(SOURCE)
::::

Climate Rhythm: Evidence of Change Along the Hiwassee River

The loss of wild spaces happens slowly. An acre here, a hectare of deforestation there, is hardly noticeable day by day. As decades roll on, however, the loss of wilderness is vivid. Further, the global implications of this loss, as evident from the climate irregularities of this 21st century, are a constant in human life. Earth’s history is one of very slow, steady change. By studying the rock record, one observes achingly intricate relationships among climate and biodiversity. Natural processes of speciation, when given time, lead to an incredible diversity, an emergence of forms, and budding behaviors – and all this evolution can be quickly lost to the history of the cosmos. Mass extinctions reduce global variety and replace many mesmerizing forms with only a few.

Over the course of a human lifetime, protected mountains hardly change. I will personally witness little or no change in the physical and geomorphic characteristics of nature. After death, as worms and fungus recycle my body into the earth, the mountains will still stand, and their waters will still travel the same river valleys to the sea. On the scale of a few million years, however, the average amount of time we measure geologic epochs, continents rise and oceans completely disappear, change in form, and travel across the Earth.

Image by Margot Richard on Unsplash, cropped

Conversely, over the course of a human lifetime, unprotected mountains change greatly. The great Hiwassee River Valley, in Southeastern Tennessee, is testament to this fact. Copper formed in the modern basin during the late Proterozoic Era, some 750 to 570 million years ago. At this time, ancient streams transported sand, clay, and gravel from a once existing massive continental land mass, known as a supercontinent, into the deep Iapetus Sea, and the sediments spread out in alternating layers on the floor of a long-extinct marine system. This pile of sediments would accumulate and harden. As the era progressed, alternating bands of sandstone, shale, and conglomerate were formed. As the sediments hardened to rock, hot fluids escaped from deep within Earth’s mantle. The fluids flowed through metal rich vents in the Iapetus Sea floor. As they emerged through the bands of forming rock, the fluids cooled as a copper ore mixed with other metals.

::::

[Spatial annotation entries]
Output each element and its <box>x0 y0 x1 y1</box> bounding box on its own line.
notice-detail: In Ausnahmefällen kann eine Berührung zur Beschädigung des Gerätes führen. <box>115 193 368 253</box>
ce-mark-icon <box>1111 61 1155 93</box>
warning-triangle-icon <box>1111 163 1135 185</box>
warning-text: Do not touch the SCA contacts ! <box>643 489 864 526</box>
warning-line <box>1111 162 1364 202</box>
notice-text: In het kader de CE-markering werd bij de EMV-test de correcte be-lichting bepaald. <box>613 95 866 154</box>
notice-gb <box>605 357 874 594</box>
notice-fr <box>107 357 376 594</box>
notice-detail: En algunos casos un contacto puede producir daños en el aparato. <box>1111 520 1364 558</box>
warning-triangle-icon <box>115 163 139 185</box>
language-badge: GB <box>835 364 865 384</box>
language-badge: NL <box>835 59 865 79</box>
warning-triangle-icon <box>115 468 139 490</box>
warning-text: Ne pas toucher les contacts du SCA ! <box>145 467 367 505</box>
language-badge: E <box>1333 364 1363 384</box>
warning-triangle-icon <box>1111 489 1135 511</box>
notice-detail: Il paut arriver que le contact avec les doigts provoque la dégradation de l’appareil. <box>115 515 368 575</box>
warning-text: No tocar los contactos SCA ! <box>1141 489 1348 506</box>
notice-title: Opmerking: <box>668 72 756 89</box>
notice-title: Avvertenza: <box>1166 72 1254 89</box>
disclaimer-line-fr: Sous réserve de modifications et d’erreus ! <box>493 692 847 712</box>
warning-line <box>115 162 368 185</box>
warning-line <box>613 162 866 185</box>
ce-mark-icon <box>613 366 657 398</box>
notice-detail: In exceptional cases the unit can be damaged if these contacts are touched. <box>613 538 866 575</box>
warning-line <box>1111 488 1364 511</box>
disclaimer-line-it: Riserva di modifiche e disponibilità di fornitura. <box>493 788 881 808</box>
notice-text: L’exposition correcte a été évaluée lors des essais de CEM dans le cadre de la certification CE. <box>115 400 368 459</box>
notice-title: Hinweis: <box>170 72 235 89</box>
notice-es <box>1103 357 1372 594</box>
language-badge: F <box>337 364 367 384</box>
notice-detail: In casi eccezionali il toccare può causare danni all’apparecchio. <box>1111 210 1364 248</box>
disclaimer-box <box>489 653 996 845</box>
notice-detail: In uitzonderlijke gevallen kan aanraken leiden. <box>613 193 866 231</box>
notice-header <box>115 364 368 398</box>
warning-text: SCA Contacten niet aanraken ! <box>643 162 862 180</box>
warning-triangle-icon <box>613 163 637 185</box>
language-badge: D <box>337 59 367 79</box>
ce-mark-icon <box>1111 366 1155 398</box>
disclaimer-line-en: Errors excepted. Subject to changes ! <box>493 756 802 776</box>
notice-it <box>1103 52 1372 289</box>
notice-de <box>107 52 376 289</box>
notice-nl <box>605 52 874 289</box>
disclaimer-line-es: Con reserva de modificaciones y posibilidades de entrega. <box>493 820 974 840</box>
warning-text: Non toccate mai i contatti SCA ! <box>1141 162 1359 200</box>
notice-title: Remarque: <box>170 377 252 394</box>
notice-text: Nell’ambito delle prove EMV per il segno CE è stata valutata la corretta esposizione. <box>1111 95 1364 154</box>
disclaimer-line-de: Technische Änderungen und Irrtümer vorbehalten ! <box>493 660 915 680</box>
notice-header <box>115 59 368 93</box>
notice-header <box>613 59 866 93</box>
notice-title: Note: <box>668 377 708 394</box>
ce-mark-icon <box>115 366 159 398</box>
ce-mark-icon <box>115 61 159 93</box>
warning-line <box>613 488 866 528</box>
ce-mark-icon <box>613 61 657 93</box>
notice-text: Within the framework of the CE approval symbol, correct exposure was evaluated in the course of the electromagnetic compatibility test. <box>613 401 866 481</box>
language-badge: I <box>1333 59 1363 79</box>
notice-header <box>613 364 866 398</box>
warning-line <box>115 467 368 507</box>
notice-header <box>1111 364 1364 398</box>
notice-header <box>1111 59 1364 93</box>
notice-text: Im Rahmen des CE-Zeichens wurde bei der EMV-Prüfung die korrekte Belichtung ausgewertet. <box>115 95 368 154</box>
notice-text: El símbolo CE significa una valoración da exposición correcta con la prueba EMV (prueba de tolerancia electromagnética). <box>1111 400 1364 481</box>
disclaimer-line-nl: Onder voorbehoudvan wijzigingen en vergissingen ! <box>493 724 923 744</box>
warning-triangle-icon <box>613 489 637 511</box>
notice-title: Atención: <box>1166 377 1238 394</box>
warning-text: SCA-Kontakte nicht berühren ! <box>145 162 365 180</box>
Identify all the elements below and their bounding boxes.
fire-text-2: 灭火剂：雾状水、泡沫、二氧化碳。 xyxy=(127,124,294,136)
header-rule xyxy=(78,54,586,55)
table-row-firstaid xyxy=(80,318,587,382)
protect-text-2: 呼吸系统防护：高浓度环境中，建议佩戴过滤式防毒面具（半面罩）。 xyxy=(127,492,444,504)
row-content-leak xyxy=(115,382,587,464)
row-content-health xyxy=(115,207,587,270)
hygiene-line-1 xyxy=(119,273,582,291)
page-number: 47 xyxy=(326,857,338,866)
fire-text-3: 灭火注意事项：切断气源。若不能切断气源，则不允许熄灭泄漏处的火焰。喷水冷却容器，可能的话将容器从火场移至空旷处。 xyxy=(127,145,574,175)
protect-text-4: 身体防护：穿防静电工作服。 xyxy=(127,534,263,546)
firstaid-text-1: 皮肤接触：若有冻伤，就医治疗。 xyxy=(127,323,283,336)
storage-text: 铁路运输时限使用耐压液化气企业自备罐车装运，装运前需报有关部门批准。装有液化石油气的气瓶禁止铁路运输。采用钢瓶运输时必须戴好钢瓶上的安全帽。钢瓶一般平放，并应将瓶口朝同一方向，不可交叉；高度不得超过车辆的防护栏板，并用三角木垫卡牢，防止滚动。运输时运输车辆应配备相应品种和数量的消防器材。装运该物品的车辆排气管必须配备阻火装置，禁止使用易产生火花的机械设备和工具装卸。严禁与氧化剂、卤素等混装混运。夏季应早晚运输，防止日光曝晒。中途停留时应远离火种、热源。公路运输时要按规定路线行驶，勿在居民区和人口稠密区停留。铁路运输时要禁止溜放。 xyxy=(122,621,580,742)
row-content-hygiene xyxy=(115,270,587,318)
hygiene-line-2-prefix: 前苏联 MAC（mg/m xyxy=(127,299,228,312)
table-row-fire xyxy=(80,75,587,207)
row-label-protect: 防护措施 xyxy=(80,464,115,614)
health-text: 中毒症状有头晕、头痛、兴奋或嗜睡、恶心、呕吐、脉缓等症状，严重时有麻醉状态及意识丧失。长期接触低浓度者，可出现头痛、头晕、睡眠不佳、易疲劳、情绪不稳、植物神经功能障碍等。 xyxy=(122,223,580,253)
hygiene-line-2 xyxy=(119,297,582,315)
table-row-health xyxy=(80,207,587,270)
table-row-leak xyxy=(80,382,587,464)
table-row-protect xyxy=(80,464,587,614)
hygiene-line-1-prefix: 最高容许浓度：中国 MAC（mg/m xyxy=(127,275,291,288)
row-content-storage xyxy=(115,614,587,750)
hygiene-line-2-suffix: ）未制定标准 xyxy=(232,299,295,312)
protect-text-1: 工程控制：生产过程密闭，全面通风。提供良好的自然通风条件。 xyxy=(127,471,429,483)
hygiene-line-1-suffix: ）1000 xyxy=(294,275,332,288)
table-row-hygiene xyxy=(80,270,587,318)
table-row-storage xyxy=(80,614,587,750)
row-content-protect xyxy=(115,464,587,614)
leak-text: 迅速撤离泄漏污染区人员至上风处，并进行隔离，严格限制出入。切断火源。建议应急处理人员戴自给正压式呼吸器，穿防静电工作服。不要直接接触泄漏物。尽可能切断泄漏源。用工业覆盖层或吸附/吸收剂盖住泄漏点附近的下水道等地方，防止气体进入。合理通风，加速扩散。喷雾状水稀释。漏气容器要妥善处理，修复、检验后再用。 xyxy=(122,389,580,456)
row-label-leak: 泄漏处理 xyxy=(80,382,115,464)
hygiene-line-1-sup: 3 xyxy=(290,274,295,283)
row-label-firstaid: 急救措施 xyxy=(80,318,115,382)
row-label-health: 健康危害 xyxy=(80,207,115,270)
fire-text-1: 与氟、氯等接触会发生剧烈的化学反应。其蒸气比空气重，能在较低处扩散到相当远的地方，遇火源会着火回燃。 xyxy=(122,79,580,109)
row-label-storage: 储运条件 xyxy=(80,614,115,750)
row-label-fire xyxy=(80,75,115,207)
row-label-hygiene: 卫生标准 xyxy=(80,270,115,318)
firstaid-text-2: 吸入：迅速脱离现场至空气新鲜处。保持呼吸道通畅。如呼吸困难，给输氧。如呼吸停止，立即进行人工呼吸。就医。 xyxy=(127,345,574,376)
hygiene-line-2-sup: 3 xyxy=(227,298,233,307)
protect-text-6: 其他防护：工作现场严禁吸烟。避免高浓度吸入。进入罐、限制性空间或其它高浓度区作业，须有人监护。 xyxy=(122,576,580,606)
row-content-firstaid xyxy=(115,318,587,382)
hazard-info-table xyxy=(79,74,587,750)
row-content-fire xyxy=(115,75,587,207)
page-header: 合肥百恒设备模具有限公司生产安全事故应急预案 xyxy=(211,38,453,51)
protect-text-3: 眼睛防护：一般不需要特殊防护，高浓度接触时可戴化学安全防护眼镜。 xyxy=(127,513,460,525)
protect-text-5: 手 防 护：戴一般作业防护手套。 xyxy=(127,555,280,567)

::::

(EXERCISE GOAL) Transcribe the part of the Hiwassee River text above that lies between "The loss of wild spaces" and "only a few.", inclusive.

(THE SOLUTION)
The loss of wild spaces happens slowly. An acre here, a hectare of deforestation there, is hardly noticeable day by day. As decades roll on, however, the loss of wilderness is vivid. Further, the global implications of this loss, as evident from the climate irregularities of this 21st century, are a constant in human life. Earth’s history is one of very slow, steady change. By studying the rock record, one observes achingly intricate relationships among climate and biodiversity. Natural processes of speciation, when given time, lead to an incredible diversity, an emergence of forms, and budding behaviors – and all this evolution can be quickly lost to the history of the cosmos. Mass extinctions reduce global variety and replace many mesmerizing forms with only a few.